* Given request: From the listing below, select every line where the word "keks" appears.

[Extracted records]

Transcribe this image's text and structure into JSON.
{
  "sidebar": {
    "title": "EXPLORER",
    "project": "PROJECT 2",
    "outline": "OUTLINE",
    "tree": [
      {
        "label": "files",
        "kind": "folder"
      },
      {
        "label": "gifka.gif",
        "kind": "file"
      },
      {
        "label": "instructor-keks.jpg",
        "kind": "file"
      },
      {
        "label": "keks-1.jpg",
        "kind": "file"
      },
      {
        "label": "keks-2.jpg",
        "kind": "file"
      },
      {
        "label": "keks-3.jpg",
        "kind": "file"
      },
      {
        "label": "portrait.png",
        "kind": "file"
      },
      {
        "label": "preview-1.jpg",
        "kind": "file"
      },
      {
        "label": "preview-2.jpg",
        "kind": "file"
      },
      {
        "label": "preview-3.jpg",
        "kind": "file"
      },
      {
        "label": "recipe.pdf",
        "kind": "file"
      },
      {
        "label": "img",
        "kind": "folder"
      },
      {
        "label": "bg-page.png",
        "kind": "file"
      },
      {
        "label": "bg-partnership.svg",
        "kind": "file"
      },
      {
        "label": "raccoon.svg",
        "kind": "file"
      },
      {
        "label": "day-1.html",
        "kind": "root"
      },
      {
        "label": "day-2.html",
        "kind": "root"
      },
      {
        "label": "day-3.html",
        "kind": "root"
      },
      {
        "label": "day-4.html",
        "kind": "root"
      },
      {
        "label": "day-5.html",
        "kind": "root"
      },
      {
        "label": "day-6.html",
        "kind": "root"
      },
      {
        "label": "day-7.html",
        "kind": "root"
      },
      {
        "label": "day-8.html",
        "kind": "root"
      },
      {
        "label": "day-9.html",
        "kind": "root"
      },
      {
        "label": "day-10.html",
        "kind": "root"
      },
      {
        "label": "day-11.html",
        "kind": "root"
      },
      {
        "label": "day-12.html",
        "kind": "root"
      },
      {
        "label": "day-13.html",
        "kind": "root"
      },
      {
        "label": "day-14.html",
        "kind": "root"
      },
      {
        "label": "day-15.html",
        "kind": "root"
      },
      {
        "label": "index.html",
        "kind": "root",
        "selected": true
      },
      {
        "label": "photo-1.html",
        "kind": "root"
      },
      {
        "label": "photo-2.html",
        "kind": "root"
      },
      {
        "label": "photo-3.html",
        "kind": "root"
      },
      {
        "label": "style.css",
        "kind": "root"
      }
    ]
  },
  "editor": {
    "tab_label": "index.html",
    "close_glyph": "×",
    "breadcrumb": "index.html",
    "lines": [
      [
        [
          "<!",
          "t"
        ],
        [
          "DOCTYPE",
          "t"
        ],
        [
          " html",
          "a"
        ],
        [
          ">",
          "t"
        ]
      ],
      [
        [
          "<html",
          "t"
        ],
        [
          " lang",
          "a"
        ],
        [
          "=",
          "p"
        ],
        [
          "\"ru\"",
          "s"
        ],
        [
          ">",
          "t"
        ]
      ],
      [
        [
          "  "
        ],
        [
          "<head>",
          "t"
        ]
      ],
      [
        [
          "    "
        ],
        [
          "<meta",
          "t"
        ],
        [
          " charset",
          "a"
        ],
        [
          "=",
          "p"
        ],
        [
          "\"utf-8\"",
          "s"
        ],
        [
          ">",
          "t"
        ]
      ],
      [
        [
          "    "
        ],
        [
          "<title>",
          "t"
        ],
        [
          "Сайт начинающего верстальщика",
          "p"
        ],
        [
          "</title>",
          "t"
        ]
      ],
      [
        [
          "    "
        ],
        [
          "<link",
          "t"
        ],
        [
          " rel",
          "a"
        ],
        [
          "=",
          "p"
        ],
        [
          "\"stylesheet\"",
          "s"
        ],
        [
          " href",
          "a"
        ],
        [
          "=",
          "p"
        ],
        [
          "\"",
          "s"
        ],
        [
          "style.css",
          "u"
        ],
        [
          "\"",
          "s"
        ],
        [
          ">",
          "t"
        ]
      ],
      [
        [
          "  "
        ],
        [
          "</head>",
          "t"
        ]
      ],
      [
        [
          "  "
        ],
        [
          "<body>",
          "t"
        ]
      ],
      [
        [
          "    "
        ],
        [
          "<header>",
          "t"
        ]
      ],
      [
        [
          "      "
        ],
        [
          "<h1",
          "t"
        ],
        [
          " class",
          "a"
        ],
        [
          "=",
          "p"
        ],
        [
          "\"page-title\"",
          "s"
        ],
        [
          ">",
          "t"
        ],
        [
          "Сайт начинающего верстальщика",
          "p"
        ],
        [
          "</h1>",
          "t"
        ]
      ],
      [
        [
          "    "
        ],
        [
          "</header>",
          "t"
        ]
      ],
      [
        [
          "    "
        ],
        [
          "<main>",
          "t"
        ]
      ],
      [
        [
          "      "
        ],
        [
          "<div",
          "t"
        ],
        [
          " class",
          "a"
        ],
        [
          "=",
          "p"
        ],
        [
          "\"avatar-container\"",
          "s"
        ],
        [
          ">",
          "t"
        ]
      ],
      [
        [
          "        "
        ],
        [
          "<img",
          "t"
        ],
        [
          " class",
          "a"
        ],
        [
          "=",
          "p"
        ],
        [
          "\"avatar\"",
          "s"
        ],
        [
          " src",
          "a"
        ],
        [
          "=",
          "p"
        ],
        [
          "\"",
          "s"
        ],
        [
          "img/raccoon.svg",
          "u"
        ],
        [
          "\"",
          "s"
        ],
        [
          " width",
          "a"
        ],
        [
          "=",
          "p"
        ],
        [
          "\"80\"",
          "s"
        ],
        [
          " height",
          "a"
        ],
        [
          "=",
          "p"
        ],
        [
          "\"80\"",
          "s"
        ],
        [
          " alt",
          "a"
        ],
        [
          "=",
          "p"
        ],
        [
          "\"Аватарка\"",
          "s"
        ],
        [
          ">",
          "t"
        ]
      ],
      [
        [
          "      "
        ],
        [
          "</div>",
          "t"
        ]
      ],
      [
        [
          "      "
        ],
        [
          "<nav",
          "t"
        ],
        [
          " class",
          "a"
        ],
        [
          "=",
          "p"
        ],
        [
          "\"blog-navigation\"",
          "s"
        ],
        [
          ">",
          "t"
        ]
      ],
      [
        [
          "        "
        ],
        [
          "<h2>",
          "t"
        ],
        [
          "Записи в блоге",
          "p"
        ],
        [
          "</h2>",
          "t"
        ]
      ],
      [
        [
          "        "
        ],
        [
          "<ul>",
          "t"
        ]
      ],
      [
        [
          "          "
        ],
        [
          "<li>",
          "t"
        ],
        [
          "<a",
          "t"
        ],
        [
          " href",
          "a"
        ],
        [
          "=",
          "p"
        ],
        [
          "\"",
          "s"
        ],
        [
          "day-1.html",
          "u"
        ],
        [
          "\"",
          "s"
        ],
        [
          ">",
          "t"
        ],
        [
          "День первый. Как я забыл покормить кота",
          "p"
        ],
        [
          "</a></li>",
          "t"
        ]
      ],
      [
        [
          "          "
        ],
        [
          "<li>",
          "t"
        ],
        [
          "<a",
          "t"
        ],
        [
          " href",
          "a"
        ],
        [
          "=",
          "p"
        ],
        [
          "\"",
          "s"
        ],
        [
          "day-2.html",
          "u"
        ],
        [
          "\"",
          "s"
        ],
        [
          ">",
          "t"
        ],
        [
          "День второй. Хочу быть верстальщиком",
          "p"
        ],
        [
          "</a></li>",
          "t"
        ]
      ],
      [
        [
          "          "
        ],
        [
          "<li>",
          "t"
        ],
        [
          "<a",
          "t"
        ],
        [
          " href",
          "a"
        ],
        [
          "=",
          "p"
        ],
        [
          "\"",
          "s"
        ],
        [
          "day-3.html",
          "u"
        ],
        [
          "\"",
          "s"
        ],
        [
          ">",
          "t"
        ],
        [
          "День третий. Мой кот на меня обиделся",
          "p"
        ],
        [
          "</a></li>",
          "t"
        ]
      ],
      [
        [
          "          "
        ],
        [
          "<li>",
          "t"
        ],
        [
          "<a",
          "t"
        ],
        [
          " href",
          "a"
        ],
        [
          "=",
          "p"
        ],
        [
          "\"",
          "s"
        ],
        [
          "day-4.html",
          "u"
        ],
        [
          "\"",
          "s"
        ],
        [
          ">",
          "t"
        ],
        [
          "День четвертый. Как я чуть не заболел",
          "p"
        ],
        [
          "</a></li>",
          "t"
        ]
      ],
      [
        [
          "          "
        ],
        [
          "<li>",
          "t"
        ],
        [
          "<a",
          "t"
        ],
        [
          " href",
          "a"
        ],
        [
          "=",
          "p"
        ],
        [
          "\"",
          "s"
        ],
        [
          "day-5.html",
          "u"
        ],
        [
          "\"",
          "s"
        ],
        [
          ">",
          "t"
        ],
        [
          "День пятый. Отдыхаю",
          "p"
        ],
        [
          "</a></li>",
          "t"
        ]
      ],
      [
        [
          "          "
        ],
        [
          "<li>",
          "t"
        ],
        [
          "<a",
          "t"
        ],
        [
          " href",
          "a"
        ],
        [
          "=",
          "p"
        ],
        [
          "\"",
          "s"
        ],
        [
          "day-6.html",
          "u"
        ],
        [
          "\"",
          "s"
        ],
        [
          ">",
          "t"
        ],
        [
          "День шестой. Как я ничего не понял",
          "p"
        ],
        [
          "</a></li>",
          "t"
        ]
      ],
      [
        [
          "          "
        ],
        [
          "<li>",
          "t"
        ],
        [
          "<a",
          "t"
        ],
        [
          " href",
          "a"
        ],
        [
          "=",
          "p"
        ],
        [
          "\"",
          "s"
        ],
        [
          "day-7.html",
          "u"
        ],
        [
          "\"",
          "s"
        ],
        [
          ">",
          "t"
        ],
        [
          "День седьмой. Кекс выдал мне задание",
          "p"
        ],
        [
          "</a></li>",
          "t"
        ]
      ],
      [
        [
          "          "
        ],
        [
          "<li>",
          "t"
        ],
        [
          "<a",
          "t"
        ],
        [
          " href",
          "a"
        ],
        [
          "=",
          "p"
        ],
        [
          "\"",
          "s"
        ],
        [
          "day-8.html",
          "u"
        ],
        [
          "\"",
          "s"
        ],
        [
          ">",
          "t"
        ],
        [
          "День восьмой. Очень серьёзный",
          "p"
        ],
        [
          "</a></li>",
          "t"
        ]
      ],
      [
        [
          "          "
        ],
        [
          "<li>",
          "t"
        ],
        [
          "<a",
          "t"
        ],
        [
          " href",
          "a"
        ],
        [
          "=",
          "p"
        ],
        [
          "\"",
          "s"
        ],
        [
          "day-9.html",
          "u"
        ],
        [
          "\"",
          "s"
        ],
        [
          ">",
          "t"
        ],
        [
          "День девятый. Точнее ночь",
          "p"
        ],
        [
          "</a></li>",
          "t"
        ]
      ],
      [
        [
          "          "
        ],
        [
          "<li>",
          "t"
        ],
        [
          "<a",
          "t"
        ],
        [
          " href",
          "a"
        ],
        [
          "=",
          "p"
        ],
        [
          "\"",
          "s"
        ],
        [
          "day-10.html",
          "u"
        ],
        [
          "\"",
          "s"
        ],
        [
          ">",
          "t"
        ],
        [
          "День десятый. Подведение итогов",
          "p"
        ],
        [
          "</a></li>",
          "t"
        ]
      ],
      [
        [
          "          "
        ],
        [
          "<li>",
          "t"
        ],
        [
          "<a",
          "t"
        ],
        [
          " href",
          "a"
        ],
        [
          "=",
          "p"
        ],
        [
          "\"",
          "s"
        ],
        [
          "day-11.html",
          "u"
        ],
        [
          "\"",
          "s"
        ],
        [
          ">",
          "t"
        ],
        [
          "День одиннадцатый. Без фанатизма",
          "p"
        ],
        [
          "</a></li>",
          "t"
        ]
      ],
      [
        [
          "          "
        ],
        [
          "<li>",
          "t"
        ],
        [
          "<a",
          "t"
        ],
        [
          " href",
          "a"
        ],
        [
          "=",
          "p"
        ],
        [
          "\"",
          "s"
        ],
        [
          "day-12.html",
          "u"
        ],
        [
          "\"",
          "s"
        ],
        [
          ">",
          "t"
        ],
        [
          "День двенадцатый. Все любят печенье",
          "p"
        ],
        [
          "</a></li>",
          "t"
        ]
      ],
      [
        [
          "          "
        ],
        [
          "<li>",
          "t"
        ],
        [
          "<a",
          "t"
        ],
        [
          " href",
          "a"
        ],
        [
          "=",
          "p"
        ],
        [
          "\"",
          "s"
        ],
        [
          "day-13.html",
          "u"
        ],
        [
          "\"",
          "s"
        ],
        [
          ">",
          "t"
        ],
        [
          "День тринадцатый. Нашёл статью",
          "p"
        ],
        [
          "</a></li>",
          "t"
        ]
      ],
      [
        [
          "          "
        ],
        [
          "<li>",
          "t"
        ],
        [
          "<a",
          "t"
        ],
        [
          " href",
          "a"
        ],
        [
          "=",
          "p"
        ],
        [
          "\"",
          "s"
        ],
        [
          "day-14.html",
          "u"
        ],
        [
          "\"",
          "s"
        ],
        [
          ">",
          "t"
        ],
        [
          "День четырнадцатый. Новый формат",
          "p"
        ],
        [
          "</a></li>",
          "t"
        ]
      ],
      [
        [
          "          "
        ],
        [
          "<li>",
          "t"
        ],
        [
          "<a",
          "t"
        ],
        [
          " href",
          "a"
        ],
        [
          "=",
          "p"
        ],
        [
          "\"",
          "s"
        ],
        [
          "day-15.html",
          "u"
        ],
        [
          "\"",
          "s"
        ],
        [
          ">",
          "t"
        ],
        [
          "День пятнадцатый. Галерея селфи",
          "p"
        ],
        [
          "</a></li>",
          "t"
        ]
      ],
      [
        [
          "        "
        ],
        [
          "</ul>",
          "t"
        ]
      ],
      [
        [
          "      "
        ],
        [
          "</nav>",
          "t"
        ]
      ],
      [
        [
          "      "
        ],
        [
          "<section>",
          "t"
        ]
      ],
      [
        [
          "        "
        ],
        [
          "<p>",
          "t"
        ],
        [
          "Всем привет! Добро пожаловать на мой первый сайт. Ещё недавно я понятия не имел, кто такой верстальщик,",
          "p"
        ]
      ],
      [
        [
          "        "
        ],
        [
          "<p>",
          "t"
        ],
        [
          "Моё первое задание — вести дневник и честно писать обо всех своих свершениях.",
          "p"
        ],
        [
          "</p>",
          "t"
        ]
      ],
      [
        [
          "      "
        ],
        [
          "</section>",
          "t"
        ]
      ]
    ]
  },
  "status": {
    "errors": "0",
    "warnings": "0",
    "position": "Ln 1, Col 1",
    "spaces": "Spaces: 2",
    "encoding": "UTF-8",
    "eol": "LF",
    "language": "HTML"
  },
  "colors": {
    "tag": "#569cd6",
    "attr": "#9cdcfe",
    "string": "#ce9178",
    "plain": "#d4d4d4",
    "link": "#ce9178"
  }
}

* Output for this task:
        "label": "instructor-keks.jpg",
        "label": "keks-1.jpg",
        "label": "keks-2.jpg",
        "label": "keks-3.jpg",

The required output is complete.